▶ [What you need to do]: Please find all lines in the data that hold the string "name" and copy them.

▶ [Records for processing]:
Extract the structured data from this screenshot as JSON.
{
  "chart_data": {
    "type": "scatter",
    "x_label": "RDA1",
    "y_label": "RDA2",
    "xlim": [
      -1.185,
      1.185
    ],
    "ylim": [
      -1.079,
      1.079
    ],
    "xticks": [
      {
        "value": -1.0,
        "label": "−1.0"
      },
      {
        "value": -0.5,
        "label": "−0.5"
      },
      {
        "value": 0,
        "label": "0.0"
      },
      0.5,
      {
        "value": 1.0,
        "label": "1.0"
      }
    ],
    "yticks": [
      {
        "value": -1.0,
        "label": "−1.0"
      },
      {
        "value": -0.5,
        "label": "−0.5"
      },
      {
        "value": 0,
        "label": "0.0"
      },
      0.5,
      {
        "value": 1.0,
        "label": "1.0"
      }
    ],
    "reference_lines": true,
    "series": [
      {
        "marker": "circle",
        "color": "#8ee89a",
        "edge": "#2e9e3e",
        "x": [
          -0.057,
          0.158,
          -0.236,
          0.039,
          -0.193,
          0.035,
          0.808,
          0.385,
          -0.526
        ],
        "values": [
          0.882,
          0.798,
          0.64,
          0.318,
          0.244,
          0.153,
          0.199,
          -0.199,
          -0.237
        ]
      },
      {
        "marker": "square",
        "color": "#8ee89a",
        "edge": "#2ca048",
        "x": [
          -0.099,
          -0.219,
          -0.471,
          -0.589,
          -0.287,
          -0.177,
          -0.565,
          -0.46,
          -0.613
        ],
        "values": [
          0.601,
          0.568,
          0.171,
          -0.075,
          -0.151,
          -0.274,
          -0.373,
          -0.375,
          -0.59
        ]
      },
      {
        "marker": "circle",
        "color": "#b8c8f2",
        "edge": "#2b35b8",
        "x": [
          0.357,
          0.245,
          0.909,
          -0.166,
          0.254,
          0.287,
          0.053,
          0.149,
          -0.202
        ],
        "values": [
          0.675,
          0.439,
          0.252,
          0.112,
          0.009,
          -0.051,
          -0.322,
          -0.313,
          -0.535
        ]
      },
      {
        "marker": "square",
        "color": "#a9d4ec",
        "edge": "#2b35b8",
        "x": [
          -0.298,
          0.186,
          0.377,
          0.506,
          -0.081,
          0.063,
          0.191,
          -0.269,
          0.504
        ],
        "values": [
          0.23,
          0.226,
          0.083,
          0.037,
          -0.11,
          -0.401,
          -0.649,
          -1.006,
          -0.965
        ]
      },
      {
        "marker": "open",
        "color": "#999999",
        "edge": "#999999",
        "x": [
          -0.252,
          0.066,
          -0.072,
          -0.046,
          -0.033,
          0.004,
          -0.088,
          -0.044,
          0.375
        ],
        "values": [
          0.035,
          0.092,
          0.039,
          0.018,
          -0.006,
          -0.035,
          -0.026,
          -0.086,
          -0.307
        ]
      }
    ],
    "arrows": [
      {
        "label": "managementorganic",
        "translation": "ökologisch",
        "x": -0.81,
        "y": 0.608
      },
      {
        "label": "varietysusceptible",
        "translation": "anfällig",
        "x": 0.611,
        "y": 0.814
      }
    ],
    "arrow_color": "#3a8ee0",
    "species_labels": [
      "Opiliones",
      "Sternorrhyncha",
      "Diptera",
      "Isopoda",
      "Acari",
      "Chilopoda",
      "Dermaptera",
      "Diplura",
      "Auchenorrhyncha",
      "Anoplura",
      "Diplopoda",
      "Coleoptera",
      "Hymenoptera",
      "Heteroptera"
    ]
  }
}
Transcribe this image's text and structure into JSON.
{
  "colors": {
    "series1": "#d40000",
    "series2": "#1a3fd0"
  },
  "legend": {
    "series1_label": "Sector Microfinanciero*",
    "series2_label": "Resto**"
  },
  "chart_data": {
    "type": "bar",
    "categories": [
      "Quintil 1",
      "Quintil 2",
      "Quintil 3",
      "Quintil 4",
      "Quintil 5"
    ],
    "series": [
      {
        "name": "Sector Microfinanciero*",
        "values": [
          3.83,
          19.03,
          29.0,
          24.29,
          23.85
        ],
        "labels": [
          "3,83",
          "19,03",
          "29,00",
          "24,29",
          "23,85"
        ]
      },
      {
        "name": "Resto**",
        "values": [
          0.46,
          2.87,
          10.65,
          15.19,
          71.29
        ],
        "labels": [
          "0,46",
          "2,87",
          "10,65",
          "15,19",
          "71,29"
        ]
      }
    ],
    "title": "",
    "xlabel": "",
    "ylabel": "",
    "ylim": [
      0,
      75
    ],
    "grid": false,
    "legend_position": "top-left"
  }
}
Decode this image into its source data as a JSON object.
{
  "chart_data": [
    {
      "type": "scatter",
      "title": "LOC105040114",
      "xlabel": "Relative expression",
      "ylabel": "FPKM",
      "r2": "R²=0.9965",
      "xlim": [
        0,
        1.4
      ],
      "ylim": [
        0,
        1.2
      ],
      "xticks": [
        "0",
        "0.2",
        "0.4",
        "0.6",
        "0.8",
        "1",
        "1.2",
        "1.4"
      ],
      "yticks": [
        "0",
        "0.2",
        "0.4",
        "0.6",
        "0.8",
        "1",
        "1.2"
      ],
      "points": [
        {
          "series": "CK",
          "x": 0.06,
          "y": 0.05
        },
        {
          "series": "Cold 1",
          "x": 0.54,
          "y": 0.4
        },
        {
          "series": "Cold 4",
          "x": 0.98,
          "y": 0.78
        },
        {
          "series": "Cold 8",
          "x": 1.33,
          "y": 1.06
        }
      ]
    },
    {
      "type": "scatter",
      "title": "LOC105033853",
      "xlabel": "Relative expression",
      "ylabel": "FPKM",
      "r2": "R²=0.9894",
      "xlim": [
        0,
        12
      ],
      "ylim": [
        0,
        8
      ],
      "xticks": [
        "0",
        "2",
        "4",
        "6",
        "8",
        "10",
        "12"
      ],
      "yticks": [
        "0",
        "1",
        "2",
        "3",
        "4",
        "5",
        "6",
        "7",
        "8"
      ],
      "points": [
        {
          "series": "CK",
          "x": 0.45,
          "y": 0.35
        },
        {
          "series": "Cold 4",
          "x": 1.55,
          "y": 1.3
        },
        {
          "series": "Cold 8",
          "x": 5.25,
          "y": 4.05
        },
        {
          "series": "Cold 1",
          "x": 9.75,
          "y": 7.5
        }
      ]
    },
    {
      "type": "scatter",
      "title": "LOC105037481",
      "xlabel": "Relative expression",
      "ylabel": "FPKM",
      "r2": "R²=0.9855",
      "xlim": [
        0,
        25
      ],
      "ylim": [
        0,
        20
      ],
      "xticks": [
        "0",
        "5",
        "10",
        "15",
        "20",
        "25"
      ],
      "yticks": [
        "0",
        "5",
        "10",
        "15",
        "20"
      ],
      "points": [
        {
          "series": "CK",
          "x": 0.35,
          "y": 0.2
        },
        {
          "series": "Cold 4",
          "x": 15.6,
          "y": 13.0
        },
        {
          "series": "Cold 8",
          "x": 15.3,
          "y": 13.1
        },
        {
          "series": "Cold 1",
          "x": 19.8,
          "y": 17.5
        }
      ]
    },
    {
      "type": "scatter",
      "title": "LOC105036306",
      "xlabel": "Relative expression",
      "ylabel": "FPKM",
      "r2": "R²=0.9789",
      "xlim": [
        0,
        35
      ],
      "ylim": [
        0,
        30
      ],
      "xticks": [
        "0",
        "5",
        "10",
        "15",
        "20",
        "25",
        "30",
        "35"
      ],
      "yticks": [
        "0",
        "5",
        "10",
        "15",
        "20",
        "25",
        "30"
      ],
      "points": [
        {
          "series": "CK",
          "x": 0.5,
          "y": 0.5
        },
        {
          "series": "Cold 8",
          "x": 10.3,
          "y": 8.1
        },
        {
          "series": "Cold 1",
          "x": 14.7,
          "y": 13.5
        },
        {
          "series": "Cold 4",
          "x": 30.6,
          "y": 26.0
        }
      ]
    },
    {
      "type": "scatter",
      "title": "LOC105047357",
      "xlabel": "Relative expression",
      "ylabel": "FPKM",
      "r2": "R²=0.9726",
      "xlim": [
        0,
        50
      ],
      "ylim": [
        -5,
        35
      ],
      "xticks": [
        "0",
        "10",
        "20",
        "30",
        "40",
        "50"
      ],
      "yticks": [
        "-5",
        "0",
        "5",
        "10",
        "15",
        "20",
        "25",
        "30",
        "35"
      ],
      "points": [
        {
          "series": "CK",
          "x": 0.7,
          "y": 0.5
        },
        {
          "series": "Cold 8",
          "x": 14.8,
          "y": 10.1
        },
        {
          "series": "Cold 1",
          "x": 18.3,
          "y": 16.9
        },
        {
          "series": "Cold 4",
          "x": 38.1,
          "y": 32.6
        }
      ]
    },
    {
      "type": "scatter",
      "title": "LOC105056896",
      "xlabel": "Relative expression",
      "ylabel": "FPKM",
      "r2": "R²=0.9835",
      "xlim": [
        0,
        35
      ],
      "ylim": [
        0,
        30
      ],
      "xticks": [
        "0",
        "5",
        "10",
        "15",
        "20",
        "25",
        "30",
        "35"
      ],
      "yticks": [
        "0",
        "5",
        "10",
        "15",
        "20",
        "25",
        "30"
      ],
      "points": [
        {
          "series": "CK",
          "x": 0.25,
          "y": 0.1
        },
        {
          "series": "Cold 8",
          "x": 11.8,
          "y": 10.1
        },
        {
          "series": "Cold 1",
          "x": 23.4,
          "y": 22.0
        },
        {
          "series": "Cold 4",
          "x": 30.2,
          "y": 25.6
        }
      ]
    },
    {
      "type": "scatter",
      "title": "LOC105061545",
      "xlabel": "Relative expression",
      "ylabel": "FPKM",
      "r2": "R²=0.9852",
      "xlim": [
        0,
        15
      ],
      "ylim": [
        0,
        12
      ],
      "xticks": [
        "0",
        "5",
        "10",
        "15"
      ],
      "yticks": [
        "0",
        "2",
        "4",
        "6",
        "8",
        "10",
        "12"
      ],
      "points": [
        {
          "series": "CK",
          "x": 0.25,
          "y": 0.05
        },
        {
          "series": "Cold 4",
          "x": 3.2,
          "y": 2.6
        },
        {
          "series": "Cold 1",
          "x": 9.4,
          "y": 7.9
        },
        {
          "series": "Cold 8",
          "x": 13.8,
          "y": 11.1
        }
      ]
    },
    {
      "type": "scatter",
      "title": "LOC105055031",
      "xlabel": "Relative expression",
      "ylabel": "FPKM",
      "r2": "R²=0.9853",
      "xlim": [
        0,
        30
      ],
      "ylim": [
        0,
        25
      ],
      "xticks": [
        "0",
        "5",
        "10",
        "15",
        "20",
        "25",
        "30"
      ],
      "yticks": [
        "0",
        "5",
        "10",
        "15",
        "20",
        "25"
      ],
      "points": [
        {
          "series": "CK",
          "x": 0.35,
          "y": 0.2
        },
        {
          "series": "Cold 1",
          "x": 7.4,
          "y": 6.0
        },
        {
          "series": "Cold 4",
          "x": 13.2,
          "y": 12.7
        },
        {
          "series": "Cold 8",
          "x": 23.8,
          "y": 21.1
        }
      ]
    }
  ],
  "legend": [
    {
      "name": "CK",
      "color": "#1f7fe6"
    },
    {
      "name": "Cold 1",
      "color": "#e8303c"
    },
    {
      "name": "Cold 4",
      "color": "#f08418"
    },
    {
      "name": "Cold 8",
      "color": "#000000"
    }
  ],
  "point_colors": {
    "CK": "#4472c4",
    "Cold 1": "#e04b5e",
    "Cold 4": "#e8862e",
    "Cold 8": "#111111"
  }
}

▶ [Task answer]:
        "name": "Sector Microfinanciero*",
        "name": "Resto**",
      "name": "CK",
      "name": "Cold 1",
      "name": "Cold 4",
      "name": "Cold 8",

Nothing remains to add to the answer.